_TASK OBJECTIVE_
Copy every line that mentions the word "JSON".
— begin STORED ROWS —
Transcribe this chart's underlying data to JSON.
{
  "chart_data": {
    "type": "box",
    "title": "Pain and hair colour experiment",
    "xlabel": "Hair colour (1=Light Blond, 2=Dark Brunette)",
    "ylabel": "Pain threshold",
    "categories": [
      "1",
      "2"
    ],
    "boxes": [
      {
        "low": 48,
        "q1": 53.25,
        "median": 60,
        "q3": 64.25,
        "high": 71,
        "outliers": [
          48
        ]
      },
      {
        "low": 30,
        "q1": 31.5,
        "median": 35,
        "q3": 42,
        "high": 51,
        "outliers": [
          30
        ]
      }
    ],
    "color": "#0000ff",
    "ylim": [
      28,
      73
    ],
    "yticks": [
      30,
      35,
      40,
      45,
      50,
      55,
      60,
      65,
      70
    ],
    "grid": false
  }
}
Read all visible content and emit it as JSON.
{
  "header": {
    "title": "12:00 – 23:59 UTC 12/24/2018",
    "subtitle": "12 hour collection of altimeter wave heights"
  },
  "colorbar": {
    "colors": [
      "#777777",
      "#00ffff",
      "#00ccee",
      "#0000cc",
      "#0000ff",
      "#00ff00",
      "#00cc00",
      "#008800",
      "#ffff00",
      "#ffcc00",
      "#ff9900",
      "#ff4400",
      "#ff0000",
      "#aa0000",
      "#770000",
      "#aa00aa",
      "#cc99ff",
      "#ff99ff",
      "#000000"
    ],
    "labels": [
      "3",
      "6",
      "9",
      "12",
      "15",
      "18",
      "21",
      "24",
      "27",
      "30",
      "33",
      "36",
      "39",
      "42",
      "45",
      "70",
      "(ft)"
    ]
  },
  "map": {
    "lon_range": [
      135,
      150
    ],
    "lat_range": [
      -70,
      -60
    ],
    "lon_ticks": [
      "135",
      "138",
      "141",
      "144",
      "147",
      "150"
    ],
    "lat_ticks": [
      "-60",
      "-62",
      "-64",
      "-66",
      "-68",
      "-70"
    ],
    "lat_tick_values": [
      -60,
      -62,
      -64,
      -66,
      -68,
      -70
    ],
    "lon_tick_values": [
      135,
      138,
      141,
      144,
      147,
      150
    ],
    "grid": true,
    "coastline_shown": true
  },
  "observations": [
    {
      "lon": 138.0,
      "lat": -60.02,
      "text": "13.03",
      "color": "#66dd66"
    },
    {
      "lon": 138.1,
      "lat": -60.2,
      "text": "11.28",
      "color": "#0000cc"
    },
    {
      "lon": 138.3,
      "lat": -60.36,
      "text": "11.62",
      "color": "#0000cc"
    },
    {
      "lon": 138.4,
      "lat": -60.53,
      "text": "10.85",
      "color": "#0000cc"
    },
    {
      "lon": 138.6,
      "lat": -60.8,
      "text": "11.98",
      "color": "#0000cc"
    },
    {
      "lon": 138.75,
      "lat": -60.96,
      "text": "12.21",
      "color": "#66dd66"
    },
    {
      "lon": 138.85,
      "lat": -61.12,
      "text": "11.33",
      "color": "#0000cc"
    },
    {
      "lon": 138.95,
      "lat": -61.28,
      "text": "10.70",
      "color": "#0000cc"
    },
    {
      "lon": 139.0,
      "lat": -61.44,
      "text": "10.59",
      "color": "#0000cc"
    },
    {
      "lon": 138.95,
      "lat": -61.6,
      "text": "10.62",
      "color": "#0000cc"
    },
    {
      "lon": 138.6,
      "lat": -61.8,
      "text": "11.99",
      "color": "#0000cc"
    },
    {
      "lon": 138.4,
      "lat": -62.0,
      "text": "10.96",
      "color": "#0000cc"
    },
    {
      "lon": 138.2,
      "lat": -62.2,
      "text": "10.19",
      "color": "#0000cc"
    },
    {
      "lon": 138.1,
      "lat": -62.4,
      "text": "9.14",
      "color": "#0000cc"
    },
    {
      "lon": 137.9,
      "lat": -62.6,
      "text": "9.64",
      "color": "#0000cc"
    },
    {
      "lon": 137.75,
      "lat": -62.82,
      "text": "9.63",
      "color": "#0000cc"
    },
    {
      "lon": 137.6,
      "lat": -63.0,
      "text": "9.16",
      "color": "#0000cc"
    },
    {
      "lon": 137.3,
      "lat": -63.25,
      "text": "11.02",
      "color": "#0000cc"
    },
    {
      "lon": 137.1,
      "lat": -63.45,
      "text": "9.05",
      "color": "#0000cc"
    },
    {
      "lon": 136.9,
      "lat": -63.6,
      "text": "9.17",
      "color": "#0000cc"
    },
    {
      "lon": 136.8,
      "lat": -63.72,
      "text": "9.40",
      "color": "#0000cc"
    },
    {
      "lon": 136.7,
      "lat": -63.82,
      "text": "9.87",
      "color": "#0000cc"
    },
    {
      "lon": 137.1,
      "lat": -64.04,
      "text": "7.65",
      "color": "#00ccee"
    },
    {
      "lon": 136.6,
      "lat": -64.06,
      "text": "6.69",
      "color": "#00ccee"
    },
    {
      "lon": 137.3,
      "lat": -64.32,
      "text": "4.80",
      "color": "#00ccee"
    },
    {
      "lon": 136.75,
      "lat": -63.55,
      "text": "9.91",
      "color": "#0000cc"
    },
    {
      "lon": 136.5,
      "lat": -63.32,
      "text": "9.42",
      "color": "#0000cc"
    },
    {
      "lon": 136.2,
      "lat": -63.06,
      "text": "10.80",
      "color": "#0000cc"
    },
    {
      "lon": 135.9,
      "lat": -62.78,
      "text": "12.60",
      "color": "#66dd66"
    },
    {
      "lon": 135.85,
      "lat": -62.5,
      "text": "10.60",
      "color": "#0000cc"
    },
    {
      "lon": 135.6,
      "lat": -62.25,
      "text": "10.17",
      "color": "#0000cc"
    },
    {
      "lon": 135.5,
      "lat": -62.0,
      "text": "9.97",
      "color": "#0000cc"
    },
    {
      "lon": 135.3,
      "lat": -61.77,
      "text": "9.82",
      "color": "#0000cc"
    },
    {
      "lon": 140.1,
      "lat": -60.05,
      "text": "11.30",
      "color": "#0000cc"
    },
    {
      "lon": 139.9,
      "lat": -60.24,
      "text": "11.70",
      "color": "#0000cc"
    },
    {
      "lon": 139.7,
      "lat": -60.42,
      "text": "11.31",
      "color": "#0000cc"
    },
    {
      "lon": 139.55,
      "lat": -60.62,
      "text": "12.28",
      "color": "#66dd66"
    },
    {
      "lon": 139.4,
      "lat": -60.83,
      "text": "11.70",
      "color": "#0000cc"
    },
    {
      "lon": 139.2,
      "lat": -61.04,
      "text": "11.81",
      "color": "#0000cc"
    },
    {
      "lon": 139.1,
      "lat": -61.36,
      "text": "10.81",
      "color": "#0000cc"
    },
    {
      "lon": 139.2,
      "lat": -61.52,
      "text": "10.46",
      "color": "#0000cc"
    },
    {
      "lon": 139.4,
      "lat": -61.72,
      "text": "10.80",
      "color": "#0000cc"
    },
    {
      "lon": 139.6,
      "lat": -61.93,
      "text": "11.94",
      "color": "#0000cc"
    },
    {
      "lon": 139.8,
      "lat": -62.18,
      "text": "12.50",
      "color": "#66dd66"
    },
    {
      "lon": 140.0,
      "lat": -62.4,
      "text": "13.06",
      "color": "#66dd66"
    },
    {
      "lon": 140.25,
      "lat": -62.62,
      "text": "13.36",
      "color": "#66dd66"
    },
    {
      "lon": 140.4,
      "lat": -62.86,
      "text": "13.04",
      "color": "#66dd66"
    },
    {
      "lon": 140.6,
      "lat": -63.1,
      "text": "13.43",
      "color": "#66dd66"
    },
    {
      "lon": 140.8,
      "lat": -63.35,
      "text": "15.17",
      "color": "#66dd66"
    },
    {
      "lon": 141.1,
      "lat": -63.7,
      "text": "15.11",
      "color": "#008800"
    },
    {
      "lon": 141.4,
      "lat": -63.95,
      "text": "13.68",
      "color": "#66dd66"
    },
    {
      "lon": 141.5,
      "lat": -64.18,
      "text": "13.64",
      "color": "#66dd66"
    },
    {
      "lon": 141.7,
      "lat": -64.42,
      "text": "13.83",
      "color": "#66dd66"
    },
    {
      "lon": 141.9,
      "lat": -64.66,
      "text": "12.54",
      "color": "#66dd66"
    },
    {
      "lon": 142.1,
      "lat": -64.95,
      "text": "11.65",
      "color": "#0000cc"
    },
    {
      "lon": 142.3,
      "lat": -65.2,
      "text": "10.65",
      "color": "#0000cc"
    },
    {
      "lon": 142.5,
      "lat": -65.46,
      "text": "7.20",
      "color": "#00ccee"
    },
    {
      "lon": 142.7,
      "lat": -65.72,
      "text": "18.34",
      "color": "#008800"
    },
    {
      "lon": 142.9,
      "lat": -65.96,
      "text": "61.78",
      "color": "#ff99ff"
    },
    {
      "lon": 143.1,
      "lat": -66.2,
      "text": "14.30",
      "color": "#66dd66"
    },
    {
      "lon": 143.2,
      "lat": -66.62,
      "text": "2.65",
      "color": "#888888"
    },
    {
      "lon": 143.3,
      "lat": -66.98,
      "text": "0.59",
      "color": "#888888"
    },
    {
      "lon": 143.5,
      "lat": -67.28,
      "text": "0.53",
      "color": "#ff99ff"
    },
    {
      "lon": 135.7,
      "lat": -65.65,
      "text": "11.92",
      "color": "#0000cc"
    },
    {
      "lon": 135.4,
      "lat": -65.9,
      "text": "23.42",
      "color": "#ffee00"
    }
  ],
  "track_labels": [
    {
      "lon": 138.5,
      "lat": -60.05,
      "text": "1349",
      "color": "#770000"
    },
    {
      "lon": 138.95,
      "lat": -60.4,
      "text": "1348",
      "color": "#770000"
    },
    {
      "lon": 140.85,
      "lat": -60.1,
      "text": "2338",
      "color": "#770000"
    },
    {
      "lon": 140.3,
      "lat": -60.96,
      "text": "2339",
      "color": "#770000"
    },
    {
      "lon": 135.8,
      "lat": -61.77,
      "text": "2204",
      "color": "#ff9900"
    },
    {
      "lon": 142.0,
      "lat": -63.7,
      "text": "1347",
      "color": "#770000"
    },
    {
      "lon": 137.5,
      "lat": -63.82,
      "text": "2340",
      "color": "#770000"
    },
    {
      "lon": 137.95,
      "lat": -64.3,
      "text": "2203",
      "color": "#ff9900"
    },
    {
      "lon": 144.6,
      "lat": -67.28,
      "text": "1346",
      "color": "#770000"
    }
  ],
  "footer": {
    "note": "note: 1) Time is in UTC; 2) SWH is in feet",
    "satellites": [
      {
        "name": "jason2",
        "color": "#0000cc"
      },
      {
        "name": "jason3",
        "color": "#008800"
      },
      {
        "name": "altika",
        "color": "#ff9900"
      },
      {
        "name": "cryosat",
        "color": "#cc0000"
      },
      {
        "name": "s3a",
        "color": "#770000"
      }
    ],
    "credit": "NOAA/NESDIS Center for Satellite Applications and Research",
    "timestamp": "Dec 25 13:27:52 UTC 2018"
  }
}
— end STORED ROWS —
_REPLY_
Transcribe this chart's underlying data to JSON.
Read all visible content and emit it as JSON.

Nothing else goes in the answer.